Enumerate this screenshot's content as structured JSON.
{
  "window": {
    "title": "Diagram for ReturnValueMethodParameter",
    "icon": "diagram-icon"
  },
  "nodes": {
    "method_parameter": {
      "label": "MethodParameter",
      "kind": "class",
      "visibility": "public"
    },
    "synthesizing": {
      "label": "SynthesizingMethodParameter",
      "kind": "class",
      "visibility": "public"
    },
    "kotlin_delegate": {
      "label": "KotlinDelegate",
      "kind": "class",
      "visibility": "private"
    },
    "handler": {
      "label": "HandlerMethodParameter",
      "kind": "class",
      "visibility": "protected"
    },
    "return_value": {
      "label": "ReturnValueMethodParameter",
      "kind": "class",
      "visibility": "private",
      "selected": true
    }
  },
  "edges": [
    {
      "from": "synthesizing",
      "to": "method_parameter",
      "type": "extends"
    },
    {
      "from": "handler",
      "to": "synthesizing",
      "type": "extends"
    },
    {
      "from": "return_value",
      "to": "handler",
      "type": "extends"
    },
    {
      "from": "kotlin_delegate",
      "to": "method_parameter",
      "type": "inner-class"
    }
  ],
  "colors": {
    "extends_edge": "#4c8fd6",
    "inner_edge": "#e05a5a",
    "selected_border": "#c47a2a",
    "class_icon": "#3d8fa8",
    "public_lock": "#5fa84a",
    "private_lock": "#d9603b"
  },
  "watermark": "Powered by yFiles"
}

------------------------

• **JOB**
Exactly reproduce every record.

• **SOLUTION**
Enumerate this screenshot's content as structured JSON.
{
  "window": {
    "title": "Diagram for ReturnValueMethodParameter",
    "icon": "diagram-icon"
  },
  "nodes": {
    "method_parameter": {
      "label": "MethodParameter",
      "kind": "class",
      "visibility": "public"
    },
    "synthesizing": {
      "label": "SynthesizingMethodParameter",
      "kind": "class",
      "visibility": "public"
    },
    "kotlin_delegate": {
      "label": "KotlinDelegate",
      "kind": "class",
      "visibility": "private"
    },
    "handler": {
      "label": "HandlerMethodParameter",
      "kind": "class",
      "visibility": "protected"
    },
    "return_value": {
      "label": "ReturnValueMethodParameter",
      "kind": "class",
      "visibility": "private",
      "selected": true
    }
  },
  "edges": [
    {
      "from": "synthesizing",
      "to": "method_parameter",
      "type": "extends"
    },
    {
      "from": "handler",
      "to": "synthesizing",
      "type": "extends"
    },
    {
      "from": "return_value",
      "to": "handler",
      "type": "extends"
    },
    {
      "from": "kotlin_delegate",
      "to": "method_parameter",
      "type": "inner-class"
    }
  ],
  "colors": {
    "extends_edge": "#4c8fd6",
    "inner_edge": "#e05a5a",
    "selected_border": "#c47a2a",
    "class_icon": "#3d8fa8",
    "public_lock": "#5fa84a",
    "private_lock": "#d9603b"
  },
  "watermark": "Powered by yFiles"
}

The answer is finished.